[Records from a collection]
* * * * * * *

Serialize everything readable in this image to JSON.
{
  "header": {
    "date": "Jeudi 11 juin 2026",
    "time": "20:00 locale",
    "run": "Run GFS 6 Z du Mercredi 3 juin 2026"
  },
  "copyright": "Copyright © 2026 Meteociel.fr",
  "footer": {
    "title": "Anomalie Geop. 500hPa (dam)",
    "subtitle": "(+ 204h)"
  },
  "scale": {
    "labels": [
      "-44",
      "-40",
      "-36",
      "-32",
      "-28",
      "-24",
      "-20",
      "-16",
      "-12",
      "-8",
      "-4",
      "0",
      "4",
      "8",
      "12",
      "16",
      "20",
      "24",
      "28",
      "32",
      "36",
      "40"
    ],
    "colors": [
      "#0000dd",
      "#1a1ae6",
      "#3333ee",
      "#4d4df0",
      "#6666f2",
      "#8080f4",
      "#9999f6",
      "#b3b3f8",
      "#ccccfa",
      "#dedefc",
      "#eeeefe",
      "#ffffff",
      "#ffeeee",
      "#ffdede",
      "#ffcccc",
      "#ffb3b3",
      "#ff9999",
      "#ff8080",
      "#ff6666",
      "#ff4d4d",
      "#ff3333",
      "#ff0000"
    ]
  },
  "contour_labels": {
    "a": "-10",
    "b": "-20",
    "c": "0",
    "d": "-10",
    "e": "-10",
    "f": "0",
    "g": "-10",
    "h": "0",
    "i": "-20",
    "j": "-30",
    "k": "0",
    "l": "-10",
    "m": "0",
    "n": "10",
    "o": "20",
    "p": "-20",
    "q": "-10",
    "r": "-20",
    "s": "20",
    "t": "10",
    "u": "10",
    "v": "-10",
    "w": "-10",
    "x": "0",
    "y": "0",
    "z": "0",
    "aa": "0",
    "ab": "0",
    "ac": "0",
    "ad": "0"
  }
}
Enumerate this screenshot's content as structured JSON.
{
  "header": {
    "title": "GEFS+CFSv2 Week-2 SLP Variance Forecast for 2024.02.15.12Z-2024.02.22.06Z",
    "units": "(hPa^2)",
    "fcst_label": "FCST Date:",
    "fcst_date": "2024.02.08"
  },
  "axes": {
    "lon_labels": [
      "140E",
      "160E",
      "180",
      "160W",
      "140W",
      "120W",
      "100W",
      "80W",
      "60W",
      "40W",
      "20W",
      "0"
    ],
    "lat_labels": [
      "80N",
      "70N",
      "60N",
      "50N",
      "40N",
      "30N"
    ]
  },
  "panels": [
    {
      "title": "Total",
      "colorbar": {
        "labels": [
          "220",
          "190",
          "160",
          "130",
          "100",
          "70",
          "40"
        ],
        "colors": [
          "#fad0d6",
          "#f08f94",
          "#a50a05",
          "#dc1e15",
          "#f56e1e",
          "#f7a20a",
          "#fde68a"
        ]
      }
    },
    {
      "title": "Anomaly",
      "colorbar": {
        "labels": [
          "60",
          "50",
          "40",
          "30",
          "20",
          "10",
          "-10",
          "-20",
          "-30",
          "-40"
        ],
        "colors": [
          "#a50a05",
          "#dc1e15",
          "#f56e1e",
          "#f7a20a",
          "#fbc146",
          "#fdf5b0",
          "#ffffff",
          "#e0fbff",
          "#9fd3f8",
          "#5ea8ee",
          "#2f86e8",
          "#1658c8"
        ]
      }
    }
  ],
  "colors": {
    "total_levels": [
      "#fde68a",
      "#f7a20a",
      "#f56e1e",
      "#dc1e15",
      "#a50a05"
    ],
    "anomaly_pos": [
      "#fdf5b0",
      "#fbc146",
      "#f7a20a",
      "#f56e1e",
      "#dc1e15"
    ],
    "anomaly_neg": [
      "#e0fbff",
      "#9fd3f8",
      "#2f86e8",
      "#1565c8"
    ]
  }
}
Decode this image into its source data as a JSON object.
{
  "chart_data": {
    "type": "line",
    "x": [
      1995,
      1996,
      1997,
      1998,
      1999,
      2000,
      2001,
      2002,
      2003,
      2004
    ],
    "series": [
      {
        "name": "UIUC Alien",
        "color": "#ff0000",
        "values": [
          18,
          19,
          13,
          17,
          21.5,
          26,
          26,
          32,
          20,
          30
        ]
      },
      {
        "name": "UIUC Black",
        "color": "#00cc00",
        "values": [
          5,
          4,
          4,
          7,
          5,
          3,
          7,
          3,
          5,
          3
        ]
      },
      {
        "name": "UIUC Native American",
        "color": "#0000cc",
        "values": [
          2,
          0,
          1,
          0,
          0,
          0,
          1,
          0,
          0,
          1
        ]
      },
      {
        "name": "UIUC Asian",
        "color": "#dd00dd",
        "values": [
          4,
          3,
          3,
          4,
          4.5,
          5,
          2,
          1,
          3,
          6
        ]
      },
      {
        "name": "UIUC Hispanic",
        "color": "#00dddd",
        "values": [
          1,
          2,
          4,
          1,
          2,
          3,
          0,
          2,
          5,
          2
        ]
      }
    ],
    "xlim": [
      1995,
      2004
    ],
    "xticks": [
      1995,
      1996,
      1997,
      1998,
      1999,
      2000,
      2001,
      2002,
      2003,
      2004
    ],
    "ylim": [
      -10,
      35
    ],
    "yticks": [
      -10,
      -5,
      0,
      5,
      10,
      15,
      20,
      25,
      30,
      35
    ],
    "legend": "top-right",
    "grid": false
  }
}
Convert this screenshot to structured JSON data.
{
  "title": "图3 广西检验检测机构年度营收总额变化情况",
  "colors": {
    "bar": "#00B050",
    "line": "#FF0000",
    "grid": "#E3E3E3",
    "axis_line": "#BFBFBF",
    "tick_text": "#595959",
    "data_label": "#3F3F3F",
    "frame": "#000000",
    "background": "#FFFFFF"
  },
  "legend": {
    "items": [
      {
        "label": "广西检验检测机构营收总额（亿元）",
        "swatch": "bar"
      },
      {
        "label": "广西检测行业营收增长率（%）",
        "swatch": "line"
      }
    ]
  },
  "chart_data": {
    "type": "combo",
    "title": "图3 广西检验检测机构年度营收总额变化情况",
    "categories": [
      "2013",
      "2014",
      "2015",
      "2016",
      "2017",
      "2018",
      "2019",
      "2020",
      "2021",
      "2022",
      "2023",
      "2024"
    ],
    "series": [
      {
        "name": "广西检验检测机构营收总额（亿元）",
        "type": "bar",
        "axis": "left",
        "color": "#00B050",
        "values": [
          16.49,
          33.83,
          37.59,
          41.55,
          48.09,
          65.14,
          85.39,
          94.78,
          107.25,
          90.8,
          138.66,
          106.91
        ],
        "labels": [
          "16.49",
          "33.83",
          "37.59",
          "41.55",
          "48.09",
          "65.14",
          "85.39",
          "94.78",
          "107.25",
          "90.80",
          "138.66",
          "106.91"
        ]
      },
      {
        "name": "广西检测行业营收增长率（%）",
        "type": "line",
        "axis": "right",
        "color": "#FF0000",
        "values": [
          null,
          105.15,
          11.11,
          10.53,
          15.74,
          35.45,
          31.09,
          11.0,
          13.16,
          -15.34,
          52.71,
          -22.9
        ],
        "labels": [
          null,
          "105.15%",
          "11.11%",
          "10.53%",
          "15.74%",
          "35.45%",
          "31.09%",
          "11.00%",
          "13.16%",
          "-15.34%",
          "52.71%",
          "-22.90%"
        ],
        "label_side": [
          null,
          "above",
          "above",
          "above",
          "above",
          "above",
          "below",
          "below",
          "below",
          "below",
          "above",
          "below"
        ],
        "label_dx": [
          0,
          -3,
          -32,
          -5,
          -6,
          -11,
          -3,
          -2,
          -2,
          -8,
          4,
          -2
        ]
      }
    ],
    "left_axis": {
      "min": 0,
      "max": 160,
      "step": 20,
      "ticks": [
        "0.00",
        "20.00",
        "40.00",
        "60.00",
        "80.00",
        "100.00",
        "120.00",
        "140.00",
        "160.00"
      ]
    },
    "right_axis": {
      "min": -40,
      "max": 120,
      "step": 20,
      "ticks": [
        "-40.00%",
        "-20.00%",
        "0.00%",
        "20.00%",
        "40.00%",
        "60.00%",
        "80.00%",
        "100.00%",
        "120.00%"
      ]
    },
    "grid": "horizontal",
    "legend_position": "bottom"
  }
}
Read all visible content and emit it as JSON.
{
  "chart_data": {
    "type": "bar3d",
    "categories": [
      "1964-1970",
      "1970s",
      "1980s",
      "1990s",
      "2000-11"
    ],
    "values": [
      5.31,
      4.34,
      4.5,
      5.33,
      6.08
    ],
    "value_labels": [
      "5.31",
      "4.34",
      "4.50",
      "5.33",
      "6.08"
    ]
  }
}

* * * * * * *

▶ PROMPT
Search the listing above for the string "content". Copy every line that contains it.

▶ RESULT OF THIS TASK
Enumerate this screenshot's content as structured JSON.
Read all visible content and emit it as JSON.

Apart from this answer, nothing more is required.